TASK TO CARRY OUT>
Find each line with the word "Disposisjonsfond" and say how many there are, nothing else.
Start of TASK INPUT
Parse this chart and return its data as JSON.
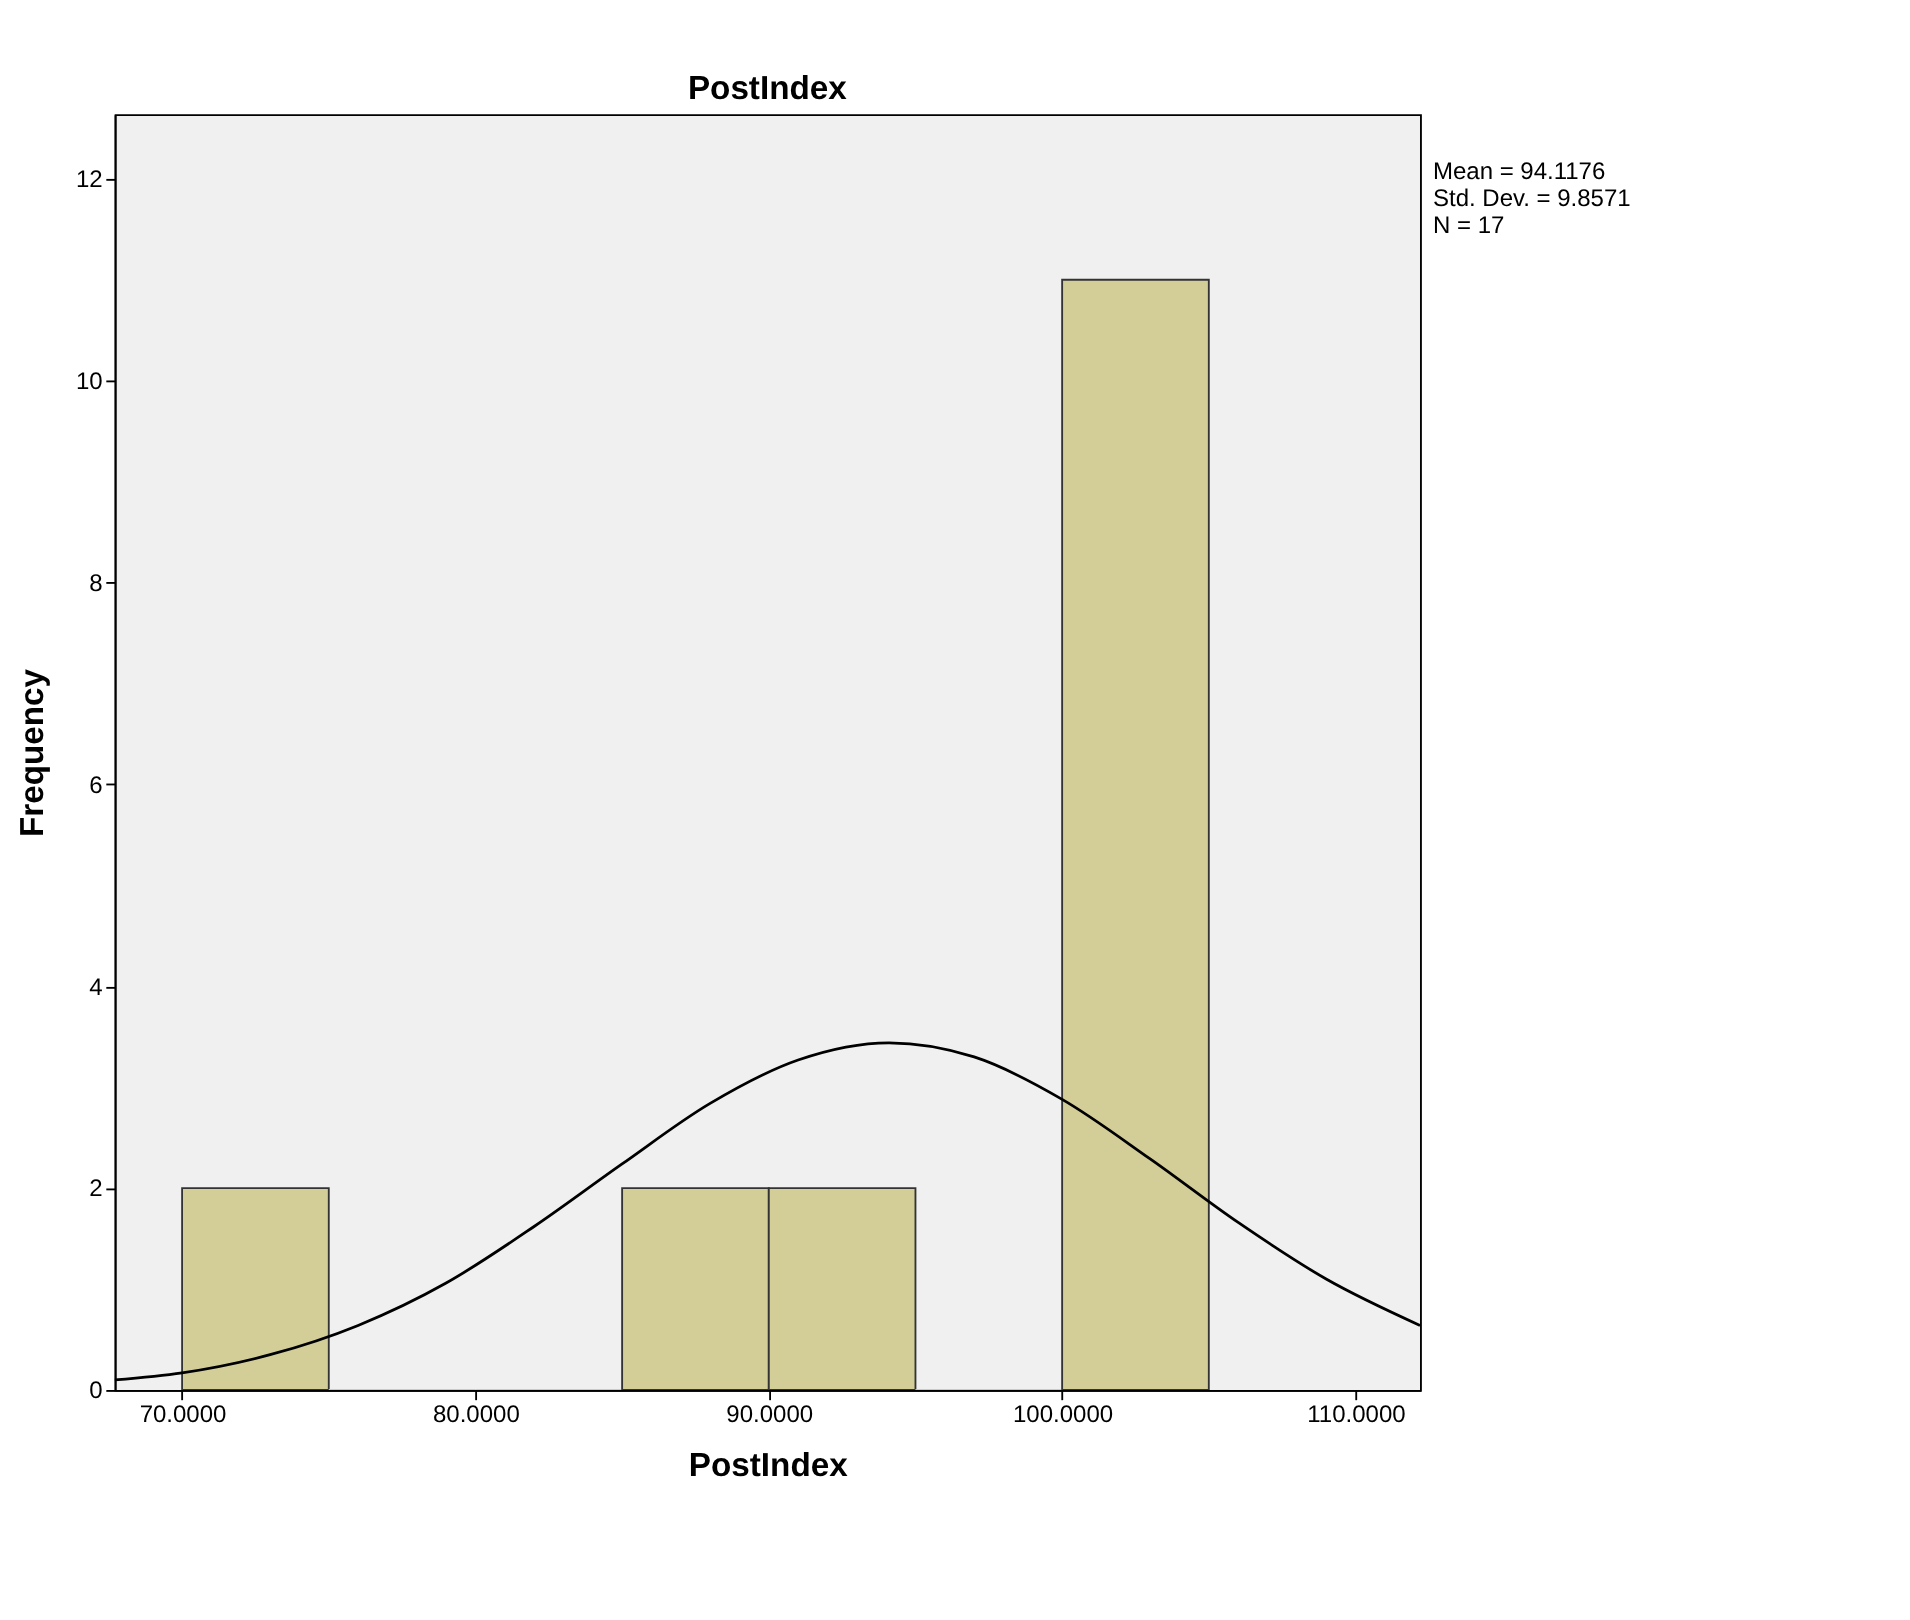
{
  "chart_data": {
    "type": "histogram",
    "title": "PostIndex",
    "xlabel": "PostIndex",
    "ylabel": "Frequency",
    "bins": [
      70,
      75,
      80,
      85,
      90,
      95,
      100,
      105
    ],
    "values": [
      2,
      0,
      0,
      2,
      2,
      0,
      11
    ],
    "color": "#d3ce97",
    "series": [
      {
        "type": "line",
        "color": "#000000",
        "x": [
          67.7,
          70,
          73,
          76,
          79,
          82,
          85,
          88,
          91,
          94.1,
          97,
          100,
          103,
          106,
          109,
          112.2
        ],
        "values": [
          0.1,
          0.17,
          0.35,
          0.64,
          1.06,
          1.62,
          2.24,
          2.84,
          3.27,
          3.44,
          3.3,
          2.88,
          2.29,
          1.66,
          1.1,
          0.64
        ]
      }
    ],
    "xlim": [
      67.7,
      112.2
    ],
    "xticks": [
      {
        "value": 70,
        "label": "70.0000"
      },
      {
        "value": 80,
        "label": "80.0000"
      },
      {
        "value": 90,
        "label": "90.0000"
      },
      {
        "value": 100,
        "label": "100.0000"
      },
      {
        "value": 110,
        "label": "110.0000"
      }
    ],
    "ylim": [
      0,
      12.64
    ],
    "yticks": [
      0,
      2,
      4,
      6,
      8,
      10,
      12
    ],
    "annotations": [
      "Mean = 94.1176",
      "Std. Dev. = 9.8571",
      "N = 17"
    ],
    "grid": false
  }
}
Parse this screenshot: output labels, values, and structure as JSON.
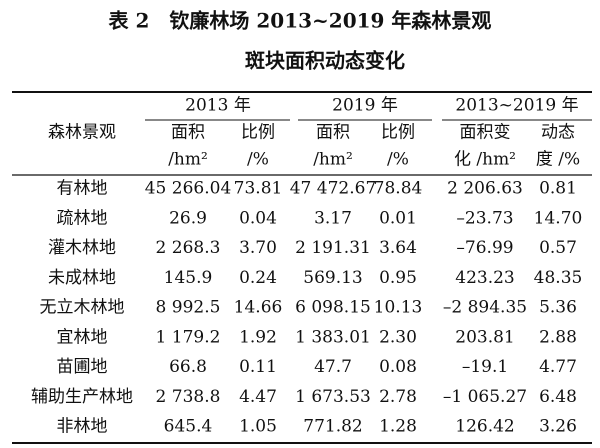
{
  "title": {
    "line1": "表 2　钦廉林场 2013~2019 年森林景观",
    "line2": "斑块面积动态变化"
  },
  "table": {
    "header": {
      "row_label": "森林景观",
      "groups": [
        "2013 年",
        "2019 年",
        "2013~2019 年"
      ],
      "columns": [
        [
          "面积",
          "/hm²"
        ],
        [
          "比例",
          "/%"
        ],
        [
          "面积",
          "/hm²"
        ],
        [
          "比例",
          "/%"
        ],
        [
          "面积变",
          "化 /hm²"
        ],
        [
          "动态",
          "度 /%"
        ]
      ]
    },
    "rows": [
      [
        "有林地",
        "45 266.04",
        "73.81",
        "47 472.67",
        "78.84",
        "2 206.63",
        "0.81"
      ],
      [
        "疏林地",
        "26.9",
        "0.04",
        "3.17",
        "0.01",
        "–23.73",
        "14.70"
      ],
      [
        "灌木林地",
        "2 268.3",
        "3.70",
        "2 191.31",
        "3.64",
        "–76.99",
        "0.57"
      ],
      [
        "未成林地",
        "145.9",
        "0.24",
        "569.13",
        "0.95",
        "423.23",
        "48.35"
      ],
      [
        "无立木林地",
        "8 992.5",
        "14.66",
        "6 098.15",
        "10.13",
        "–2 894.35",
        "5.36"
      ],
      [
        "宜林地",
        "1 179.2",
        "1.92",
        "1 383.01",
        "2.30",
        "203.81",
        "2.88"
      ],
      [
        "苗圃地",
        "66.8",
        "0.11",
        "47.7",
        "0.08",
        "–19.1",
        "4.77"
      ],
      [
        "辅助生产林地",
        "2 738.8",
        "4.47",
        "1 673.53",
        "2.78",
        "–1 065.27",
        "6.48"
      ],
      [
        "非林地",
        "645.4",
        "1.05",
        "771.82",
        "1.28",
        "126.42",
        "3.26"
      ]
    ]
  }
}
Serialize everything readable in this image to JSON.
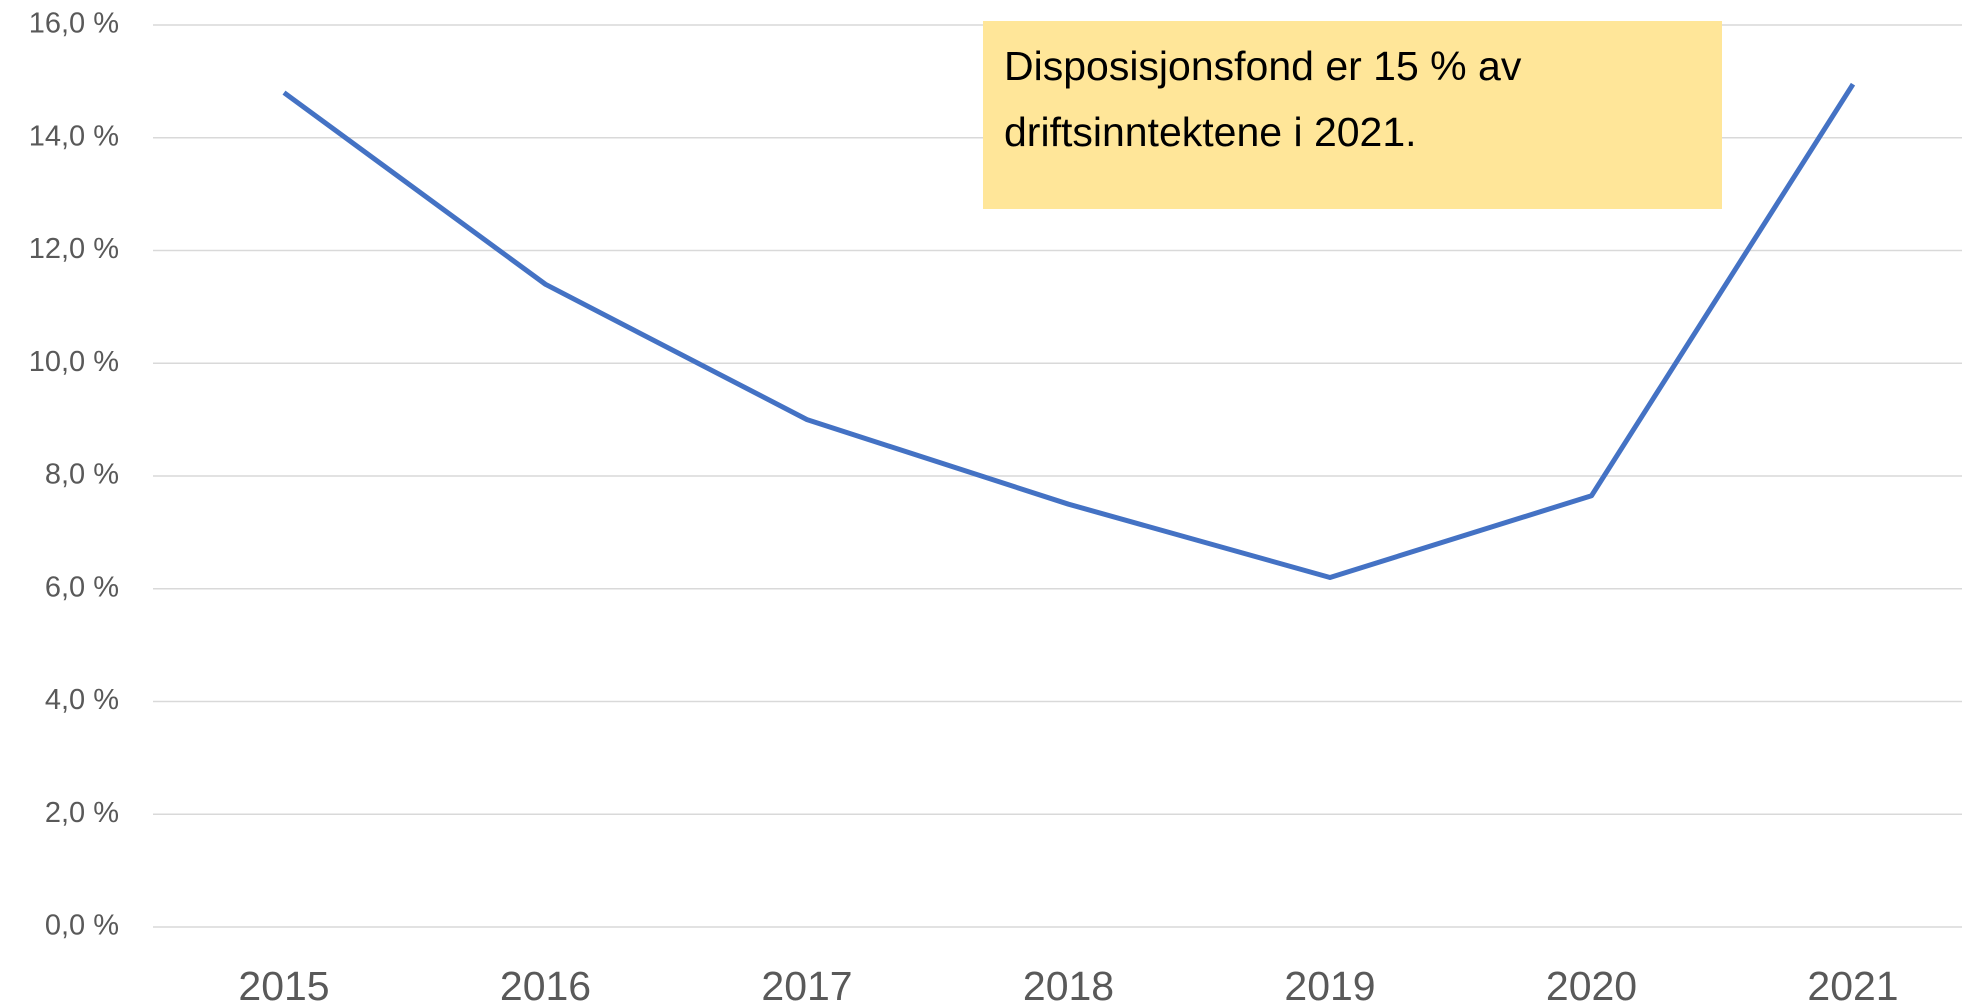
{
  "chart_data": {
    "type": "line",
    "categories": [
      "2015",
      "2016",
      "2017",
      "2018",
      "2019",
      "2020",
      "2021"
    ],
    "series": [
      {
        "name": "Disposisjonsfond",
        "color": "#4472c4",
        "values": [
          14.8,
          11.4,
          9.0,
          7.5,
          6.2,
          7.65,
          14.95
        ]
      }
    ],
    "ylim": [
      0,
      16
    ],
    "yticks": [
      {
        "value": 0,
        "label": "0,0 %"
      },
      {
        "value": 2,
        "label": "2,0 %"
      },
      {
        "value": 4,
        "label": "4,0 %"
      },
      {
        "value": 6,
        "label": "6,0 %"
      },
      {
        "value": 8,
        "label": "8,0 %"
      },
      {
        "value": 10,
        "label": "10,0 %"
      },
      {
        "value": 12,
        "label": "12,0 %"
      },
      {
        "value": 14,
        "label": "14,0 %"
      },
      {
        "value": 16,
        "label": "16,0 %"
      }
    ],
    "grid": true,
    "annotation": [
      "Disposisjonsfond er 15 % av",
      "driftsinntektene i 2021."
    ],
    "annotation_color": "#ffe699"
  }
}
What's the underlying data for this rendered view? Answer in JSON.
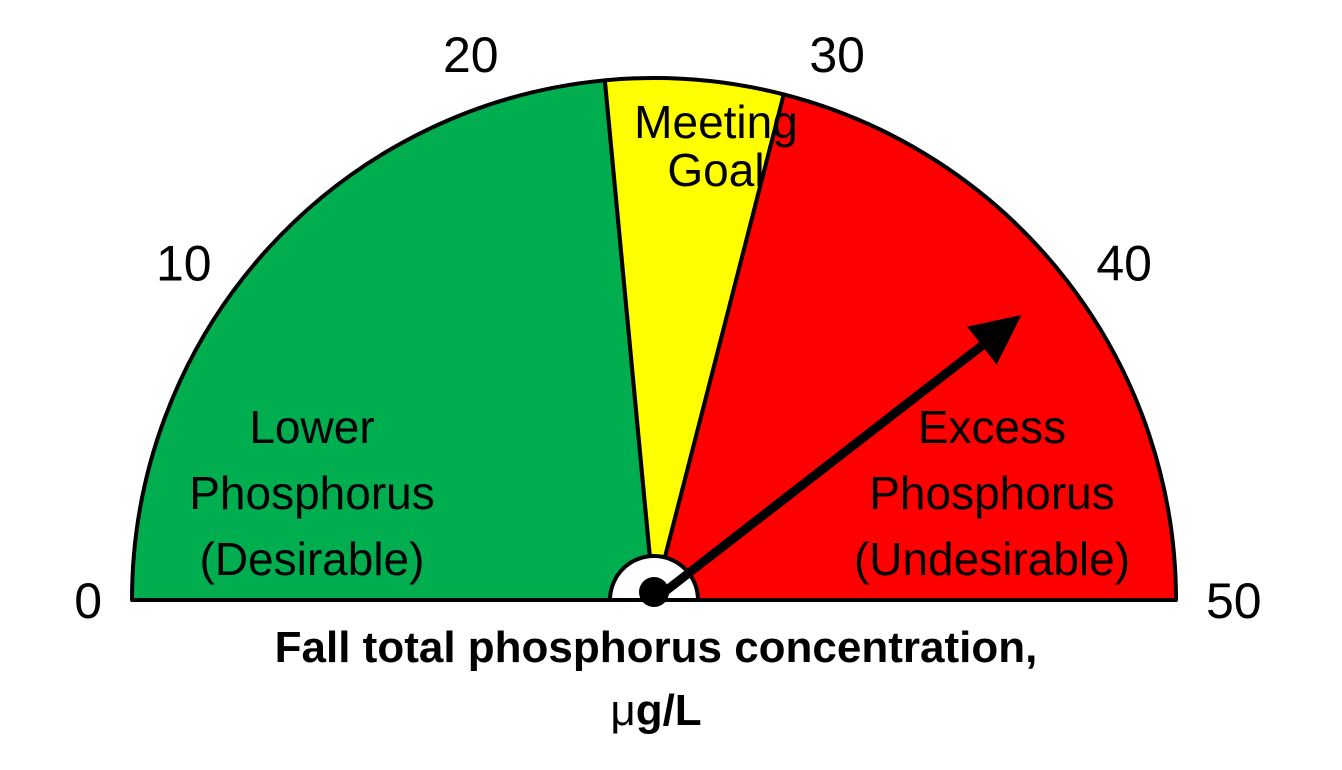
End of TASK INPUT
TASK OUTPUT>
2